**Goal of the exercise:** Your task is to repeat all of the data exactly while excluding the pictures.

——————————

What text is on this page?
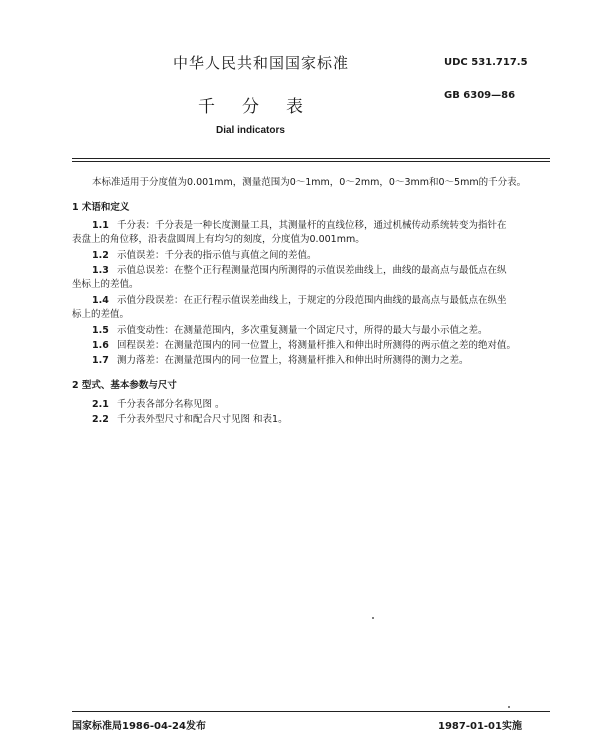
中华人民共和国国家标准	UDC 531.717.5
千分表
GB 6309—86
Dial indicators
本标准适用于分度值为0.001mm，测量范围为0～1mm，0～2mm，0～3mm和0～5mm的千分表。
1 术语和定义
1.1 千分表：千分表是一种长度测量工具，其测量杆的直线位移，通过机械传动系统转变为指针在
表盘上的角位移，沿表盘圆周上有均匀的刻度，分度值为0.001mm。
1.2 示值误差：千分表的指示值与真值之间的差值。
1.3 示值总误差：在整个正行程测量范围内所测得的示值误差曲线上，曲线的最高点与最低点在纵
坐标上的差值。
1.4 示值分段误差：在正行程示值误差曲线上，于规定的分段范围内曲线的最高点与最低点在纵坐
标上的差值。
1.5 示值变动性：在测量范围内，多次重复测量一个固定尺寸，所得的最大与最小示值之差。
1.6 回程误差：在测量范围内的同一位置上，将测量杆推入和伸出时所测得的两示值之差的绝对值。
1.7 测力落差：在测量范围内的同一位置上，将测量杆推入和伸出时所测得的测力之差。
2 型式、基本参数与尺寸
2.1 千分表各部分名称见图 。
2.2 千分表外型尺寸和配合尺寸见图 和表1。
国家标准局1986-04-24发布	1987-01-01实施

——————————

**Written response:**
What text is on this page?
中华人民共和国国家标准	UDC 531.717.5
千分表
GB 6309—86
Dial indicators
本标准适用于分度值为0.001mm，测量范围为0～1mm，0～2mm，0～3mm和0～5mm的千分表。
1 术语和定义
1.1 千分表：千分表是一种长度测量工具，其测量杆的直线位移，通过机械传动系统转变为指针在
表盘上的角位移，沿表盘圆周上有均匀的刻度，分度值为0.001mm。
1.2 示值误差：千分表的指示值与真值之间的差值。
1.3 示值总误差：在整个正行程测量范围内所测得的示值误差曲线上，曲线的最高点与最低点在纵
坐标上的差值。
1.4 示值分段误差：在正行程示值误差曲线上，于规定的分段范围内曲线的最高点与最低点在纵坐
标上的差值。
1.5 示值变动性：在测量范围内，多次重复测量一个固定尺寸，所得的最大与最小示值之差。
1.6 回程误差：在测量范围内的同一位置上，将测量杆推入和伸出时所测得的两示值之差的绝对值。
1.7 测力落差：在测量范围内的同一位置上，将测量杆推入和伸出时所测得的测力之差。
2 型式、基本参数与尺寸
2.1 千分表各部分名称见图 。
2.2 千分表外型尺寸和配合尺寸见图 和表1。
国家标准局1986-04-24发布	1987-01-01实施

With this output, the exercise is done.